Problem description -
Without the images, output each record below as it stands.
::: Recorded information :::
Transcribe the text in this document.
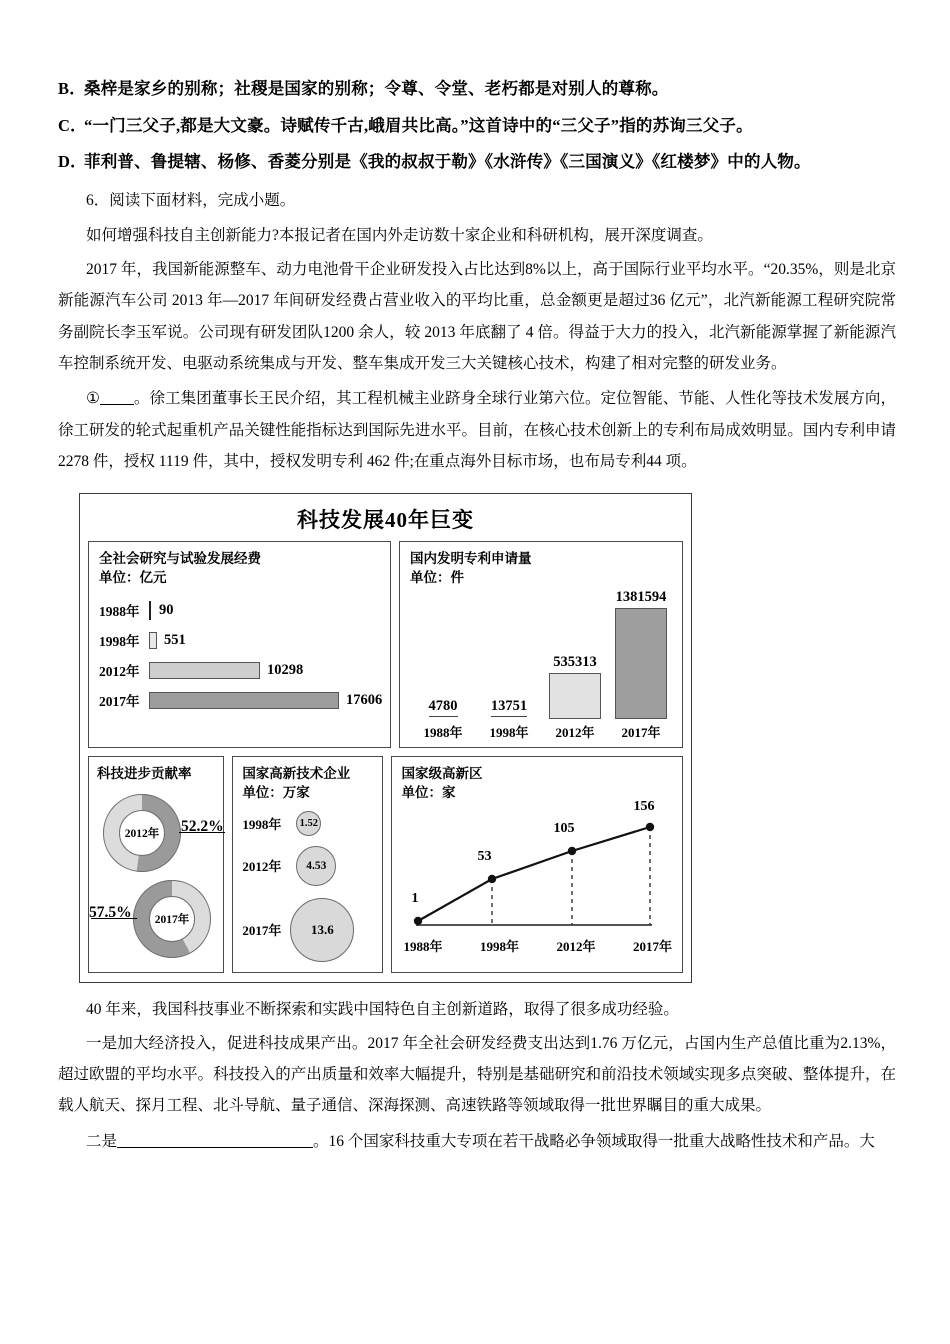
B．
桑梓是家乡的别称；社稷是国家的别称；令尊、令堂、老朽都是对别人的尊称。
C．
“一门三父子,都是大文豪。诗赋传千古,峨眉共比高。”这首诗中的“三父子”指的苏询三父子。
D．
菲利普、鲁提辖、杨修、香菱分别是《我的叔叔于勒》《水浒传》《三国演义》《红楼梦》中的人物。
6．阅读下面材料，完成小题。

如何增强科技自主创新能力?本报记者在国内外走访数十家企业和科研机构，展开深度调查。

2017 年，我国新能源整车、动力电池骨干企业研发投入占比达到8%以上，高于国际行业平均水平。“20.35%，则是北京新能源汽车公司 2013 年—2017 年间研发经费占营业收入的平均比重，总金额更是超过36 亿元”，北汽新能源工程研究院常务副院长李玉军说。公司现有研发团队1200 余人，较 2013 年底翻了 4 倍。得益于大力的投入，北汽新能源掌握了新能源汽车控制系统开发、电驱动系统集成与开发、整车集成开发三大关键核心技术，构建了相对完整的研发业务。

① 。徐工集团董事长王民介绍，其工程机械主业跻身全球行业第六位。定位智能、节能、人性化等技术发展方向，徐工研发的轮式起重机产品关键性能指标达到国际先进水平。目前，在核心技术创新上的专利布局成效明显。国内专利申请2278 件，授权 1119 件，其中，授权发明专利 462 件;在重点海外目标市场，也布局专利44 项。

科技发展40年巨变
全社会研究与试验发展经费
单位：亿元
1988年	90
1998年	551
2012年	10298
2017年	17606
国内发明专利申请量
单位：件
4780 13751
535313
1381594
1988年	1998年	2012年	2017年
科技进步贡献率
2012年	52.2%
2017年
57.5%
国家高新技术企业
单位：万家
1998年	1.52
2012年	4.53
2017年	13.6
国家级高新区
单位：家
1
53
105
156
1988年	1998年	2012年	2017年

40 年来，我国科技事业不断探索和实践中国特色自主创新道路，取得了很多成功经验。

一是加大经济投入，促进科技成果产出。2017 年全社会研发经费支出达到1.76 万亿元，占国内生产总值比重为2.13%，超过欧盟的平均水平。科技投入的产出质量和效率大幅提升，特别是基础研究和前沿技术领域实现多点突破、整体提升，在载人航天、探月工程、北斗导航、量子通信、深海探测、高速铁路等领域取得一批世界瞩目的重大成果。

二是	。16 个国家科技重大专项在若干战略必争领域取得一批重大战略性技术和产品。大
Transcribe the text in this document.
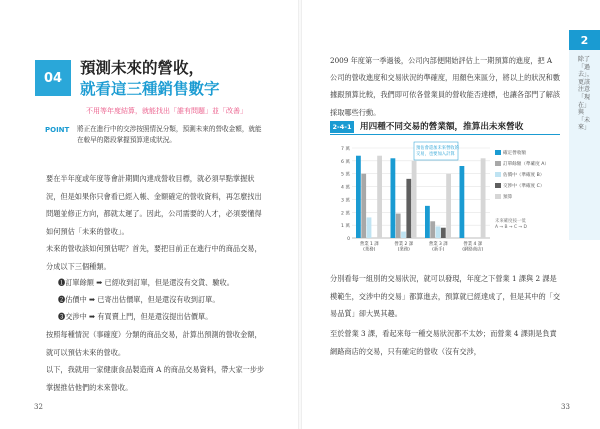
04
預測未來的營收，
就看這三種銷售數字
不用等年度結算，就能找出「誰有問題」並「改善」
POINT 將正在進行中的交涉按照情況分類，預測未來的營收金額，就能在較早的階段掌握預算達成狀況。
要在半年度或年度等會計期間內達成營收目標，就必須早點掌握狀況，但是如果你只會看已經入帳、金額確定的營收資料，再怎麼找出問題並修正方向，都就太遲了。因此，公司需要的人才，必須要懂得如何預估「未來的營收」。
未來的營收該如何預估呢？首先，要把目前正在進行中的商品交易，分成以下三個種類。
❶訂單餘額 ➡ 已經收到訂單，但是還沒有交貨、驗收。
❷估價中 ➡ 已寄出估價單，但是還沒有收到訂單。
❸交涉中 ➡ 有買賣上門，但是還沒提出估價單。
按照每種情況（事確度）分類的商品交易，計算出預測的營收金額，就可以預估未來的營收。
以下，我就用一家健康食品製造商 A 的商品交易資料，帶大家一步步掌握推估他們的未來營收。
32
2
除了「過去」，更該注意「現在」與「未來」
2009 年度第一季過後，公司內部便開始評估上一期預算的進度，把 A 公司的營收進度和交易狀況的準確度，用顏色來區分，將以上的狀況和數據跟預算比較，我們即可依各營業員的營收能否達標，也讓各部門了解該採取哪些行動。
2-4-1 用四種不同交易的營業額，推算出未來營收
0
1 萬
2 萬
3 萬
4 萬
5 萬
6 萬
7 萬
營業 1 課
(業務)
營業 2 課
(業務)
營業 3 課
(新手)
營業 4 課
(網路商店)
預估會還加未來營收的
交易，也要加入計算	確定營收額
訂單餘額（準確度 A）
估價中（準確度 B）
交涉中（準確度 C）
預算
未來確度按一低
A → B → C → D
分別看每一組別的交易狀況，就可以發現，年度之下營業 1 課與 2 課是模範生，交涉中的交易」都算進去，預算就已經達成了，但是其中的「交易品質」卻大異其趣。
至於營業 3 課，看起來每一種交易狀況都不太妙；而營業 4 課則是負責網路商店的交易，只有確定的營收（沒有交涉，
33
:::
Correct output -
Transcribe the text in this document.
B．
桑梓是家乡的别称；社稷是国家的别称；令尊、令堂、老朽都是对别人的尊称。
C．
“一门三父子,都是大文豪。诗赋传千古,峨眉共比高。”这首诗中的“三父子”指的苏询三父子。
D．
菲利普、鲁提辖、杨修、香菱分别是《我的叔叔于勒》《水浒传》《三国演义》《红楼梦》中的人物。
6．阅读下面材料，完成小题。

如何增强科技自主创新能力?本报记者在国内外走访数十家企业和科研机构，展开深度调查。

2017 年，我国新能源整车、动力电池骨干企业研发投入占比达到8%以上，高于国际行业平均水平。“20.35%，则是北京新能源汽车公司 2013 年—2017 年间研发经费占营业收入的平均比重，总金额更是超过36 亿元”，北汽新能源工程研究院常务副院长李玉军说。公司现有研发团队1200 余人，较 2013 年底翻了 4 倍。得益于大力的投入，北汽新能源掌握了新能源汽车控制系统开发、电驱动系统集成与开发、整车集成开发三大关键核心技术，构建了相对完整的研发业务。

① 。徐工集团董事长王民介绍，其工程机械主业跻身全球行业第六位。定位智能、节能、人性化等技术发展方向，徐工研发的轮式起重机产品关键性能指标达到国际先进水平。目前，在核心技术创新上的专利布局成效明显。国内专利申请2278 件，授权 1119 件，其中，授权发明专利 462 件;在重点海外目标市场，也布局专利44 项。

科技发展40年巨变
全社会研究与试验发展经费
单位：亿元
1988年	90
1998年	551
2012年	10298
2017年	17606
国内发明专利申请量
单位：件
4780 13751
535313
1381594
1988年	1998年	2012年	2017年
科技进步贡献率
2012年	52.2%
2017年
57.5%
国家高新技术企业
单位：万家
1998年	1.52
2012年	4.53
2017年	13.6
国家级高新区
单位：家
1
53
105
156
1988年	1998年	2012年	2017年

40 年来，我国科技事业不断探索和实践中国特色自主创新道路，取得了很多成功经验。

一是加大经济投入，促进科技成果产出。2017 年全社会研发经费支出达到1.76 万亿元，占国内生产总值比重为2.13%，超过欧盟的平均水平。科技投入的产出质量和效率大幅提升，特别是基础研究和前沿技术领域实现多点突破、整体提升，在载人航天、探月工程、北斗导航、量子通信、深海探测、高速铁路等领域取得一批世界瞩目的重大成果。

二是	。16 个国家科技重大专项在若干战略必争领域取得一批重大战略性技术和产品。大
Transcribe the text in this document.
04
預測未來的營收，
就看這三種銷售數字
不用等年度結算，就能找出「誰有問題」並「改善」
POINT 將正在進行中的交涉按照情況分類，預測未來的營收金額，就能在較早的階段掌握預算達成狀況。
要在半年度或年度等會計期間內達成營收目標，就必須早點掌握狀況，但是如果你只會看已經入帳、金額確定的營收資料，再怎麼找出問題並修正方向，都就太遲了。因此，公司需要的人才，必須要懂得如何預估「未來的營收」。
未來的營收該如何預估呢？首先，要把目前正在進行中的商品交易，分成以下三個種類。
❶訂單餘額 ➡ 已經收到訂單，但是還沒有交貨、驗收。
❷估價中 ➡ 已寄出估價單，但是還沒有收到訂單。
❸交涉中 ➡ 有買賣上門，但是還沒提出估價單。
按照每種情況（事確度）分類的商品交易，計算出預測的營收金額，就可以預估未來的營收。
以下，我就用一家健康食品製造商 A 的商品交易資料，帶大家一步步掌握推估他們的未來營收。
32
2
除了「過去」，更該注意「現在」與「未來」
2009 年度第一季過後，公司內部便開始評估上一期預算的進度，把 A 公司的營收進度和交易狀況的準確度，用顏色來區分，將以上的狀況和數據跟預算比較，我們即可依各營業員的營收能否達標，也讓各部門了解該採取哪些行動。
2-4-1 用四種不同交易的營業額，推算出未來營收
0
1 萬
2 萬
3 萬
4 萬
5 萬
6 萬
7 萬
營業 1 課
(業務)
營業 2 課
(業務)
營業 3 課
(新手)
營業 4 課
(網路商店)
預估會還加未來營收的
交易，也要加入計算	確定營收額
訂單餘額（準確度 A）
估價中（準確度 B）
交涉中（準確度 C）
預算
未來確度按一低
A → B → C → D
分別看每一組別的交易狀況，就可以發現，年度之下營業 1 課與 2 課是模範生，交涉中的交易」都算進去，預算就已經達成了，但是其中的「交易品質」卻大異其趣。
至於營業 3 課，看起來每一種交易狀況都不太妙；而營業 4 課則是負責網路商店的交易，只有確定的營收（沒有交涉，
33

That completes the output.